• [Your instructions] Spot each line in the records below where the word "this" occurs, then copy it.

• [Data lines]
○ ○ ○ ○ ○ ○ ○
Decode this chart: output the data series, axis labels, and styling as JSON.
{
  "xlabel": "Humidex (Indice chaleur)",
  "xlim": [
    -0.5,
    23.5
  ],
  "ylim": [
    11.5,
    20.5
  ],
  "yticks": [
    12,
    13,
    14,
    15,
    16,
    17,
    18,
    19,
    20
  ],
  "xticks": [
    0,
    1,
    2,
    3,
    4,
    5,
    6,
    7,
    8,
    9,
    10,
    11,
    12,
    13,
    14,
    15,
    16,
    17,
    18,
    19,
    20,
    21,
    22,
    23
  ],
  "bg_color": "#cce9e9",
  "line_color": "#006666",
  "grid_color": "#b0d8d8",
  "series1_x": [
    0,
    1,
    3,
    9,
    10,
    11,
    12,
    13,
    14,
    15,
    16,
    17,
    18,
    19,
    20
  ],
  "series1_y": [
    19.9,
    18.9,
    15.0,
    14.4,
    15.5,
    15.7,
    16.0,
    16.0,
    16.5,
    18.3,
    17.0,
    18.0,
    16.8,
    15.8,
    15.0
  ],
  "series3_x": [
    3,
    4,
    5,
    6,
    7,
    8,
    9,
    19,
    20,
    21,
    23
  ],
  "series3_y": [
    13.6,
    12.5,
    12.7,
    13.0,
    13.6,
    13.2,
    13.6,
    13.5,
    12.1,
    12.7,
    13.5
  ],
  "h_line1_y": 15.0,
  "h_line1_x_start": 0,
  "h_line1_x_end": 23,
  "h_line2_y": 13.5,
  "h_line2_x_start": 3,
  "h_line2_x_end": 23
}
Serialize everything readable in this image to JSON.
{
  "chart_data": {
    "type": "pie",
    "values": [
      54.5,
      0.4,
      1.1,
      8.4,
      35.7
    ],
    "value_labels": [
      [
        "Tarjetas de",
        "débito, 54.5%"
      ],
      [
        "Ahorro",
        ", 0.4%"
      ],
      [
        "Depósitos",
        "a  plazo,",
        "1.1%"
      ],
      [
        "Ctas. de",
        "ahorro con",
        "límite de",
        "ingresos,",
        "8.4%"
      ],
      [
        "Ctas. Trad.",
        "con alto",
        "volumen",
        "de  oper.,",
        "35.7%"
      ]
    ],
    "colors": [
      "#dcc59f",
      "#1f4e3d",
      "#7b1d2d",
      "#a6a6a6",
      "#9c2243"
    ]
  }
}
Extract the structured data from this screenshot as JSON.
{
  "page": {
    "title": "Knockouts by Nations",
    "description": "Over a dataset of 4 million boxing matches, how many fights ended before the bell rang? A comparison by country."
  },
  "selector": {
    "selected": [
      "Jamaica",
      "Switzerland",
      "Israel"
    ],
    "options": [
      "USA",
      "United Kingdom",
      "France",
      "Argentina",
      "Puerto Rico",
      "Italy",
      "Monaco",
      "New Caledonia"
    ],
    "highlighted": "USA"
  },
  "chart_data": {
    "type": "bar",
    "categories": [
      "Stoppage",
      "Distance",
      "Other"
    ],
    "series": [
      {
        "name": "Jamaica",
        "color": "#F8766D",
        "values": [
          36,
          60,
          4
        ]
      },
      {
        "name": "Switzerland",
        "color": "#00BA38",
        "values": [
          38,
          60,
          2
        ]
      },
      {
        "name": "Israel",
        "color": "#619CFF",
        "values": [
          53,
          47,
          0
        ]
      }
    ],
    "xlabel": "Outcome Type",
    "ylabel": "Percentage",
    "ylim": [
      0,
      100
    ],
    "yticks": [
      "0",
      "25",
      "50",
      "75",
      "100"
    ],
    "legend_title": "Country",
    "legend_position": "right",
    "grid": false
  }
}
○ ○ ○ ○ ○ ○ ○
• [Solution to the exercise]
Decode this chart: output the data series, axis labels, and styling as JSON.
Serialize everything readable in this image to JSON.
Extract the structured data from this screenshot as JSON.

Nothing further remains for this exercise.